-- start Exercise inputs --

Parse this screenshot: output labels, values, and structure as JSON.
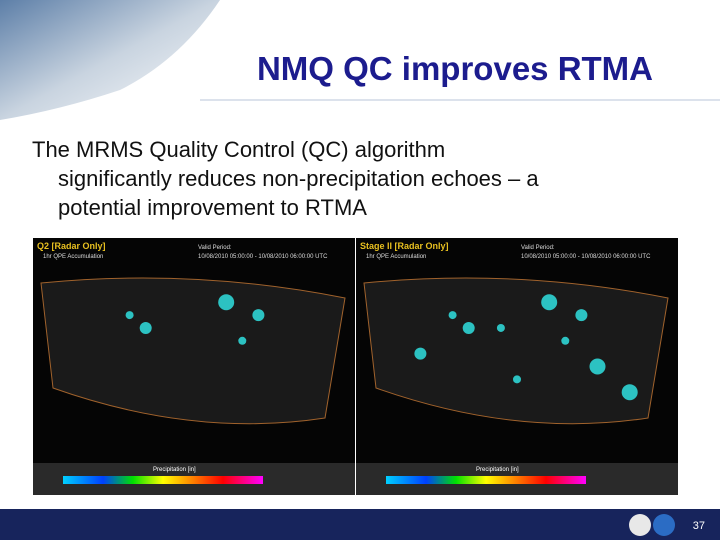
{
  "slide": {
    "title": "NMQ QC improves RTMA",
    "body": [
      "The MRMS Quality Control (QC) algorithm",
      "significantly reduces non-precipitation echoes – a",
      "potential improvement to RTMA"
    ],
    "panels": [
      {
        "name": "Q2 [Radar Only]",
        "product": "1hr QPE Accumulation",
        "valid_label": "Valid Period:",
        "valid": "10/08/2010 05:00:00 - 10/08/2010 06:00:00 UTC",
        "legend_title": "Precipitation [in]"
      },
      {
        "name": "Stage II [Radar Only]",
        "product": "1hr QPE Accumulation",
        "valid_label": "Valid Period:",
        "valid": "10/08/2010 05:00:00 - 10/08/2010 06:00:00 UTC",
        "legend_title": "Precipitation [in]"
      }
    ],
    "page_number": "37"
  }
}
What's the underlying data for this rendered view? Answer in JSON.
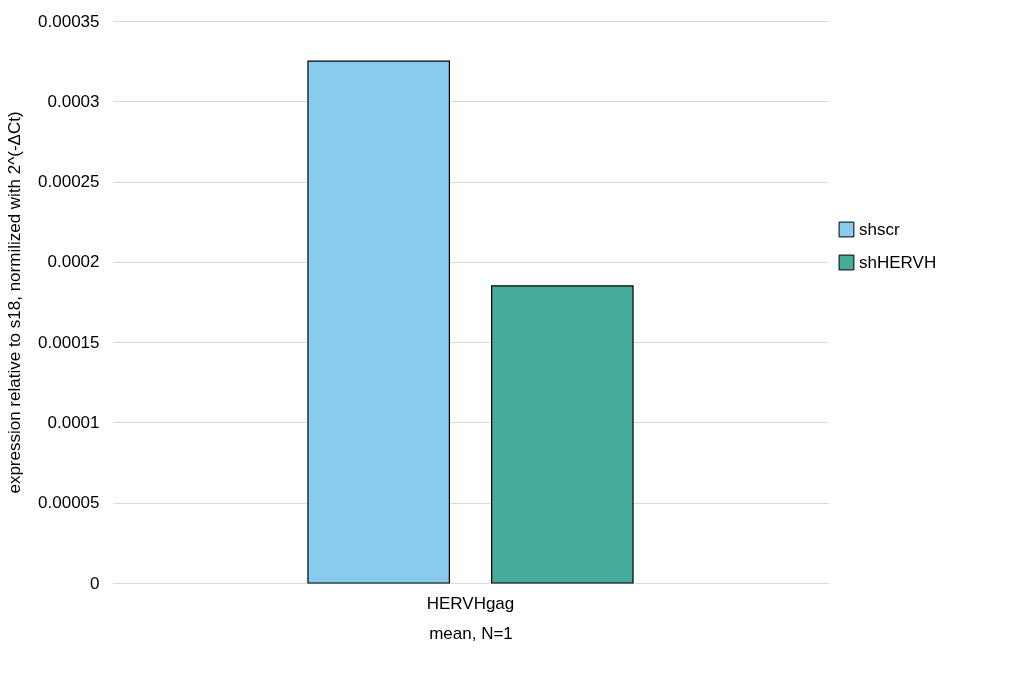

-- end Exercise inputs --

Task goal ->
The entries above are to be returned exactly, without their pictures.

Complete response ->
Parse this screenshot: output labels, values, and structure as JSON.
{
  "slide": {
    "title": "NMQ QC improves RTMA",
    "body": [
      "The MRMS Quality Control (QC) algorithm",
      "significantly reduces non-precipitation echoes – a",
      "potential improvement to RTMA"
    ],
    "panels": [
      {
        "name": "Q2 [Radar Only]",
        "product": "1hr QPE Accumulation",
        "valid_label": "Valid Period:",
        "valid": "10/08/2010 05:00:00 - 10/08/2010 06:00:00 UTC",
        "legend_title": "Precipitation [in]"
      },
      {
        "name": "Stage II [Radar Only]",
        "product": "1hr QPE Accumulation",
        "valid_label": "Valid Period:",
        "valid": "10/08/2010 05:00:00 - 10/08/2010 06:00:00 UTC",
        "legend_title": "Precipitation [in]"
      }
    ],
    "page_number": "37"
  }
}
What's the underlying data for this rendered view? Answer in JSON.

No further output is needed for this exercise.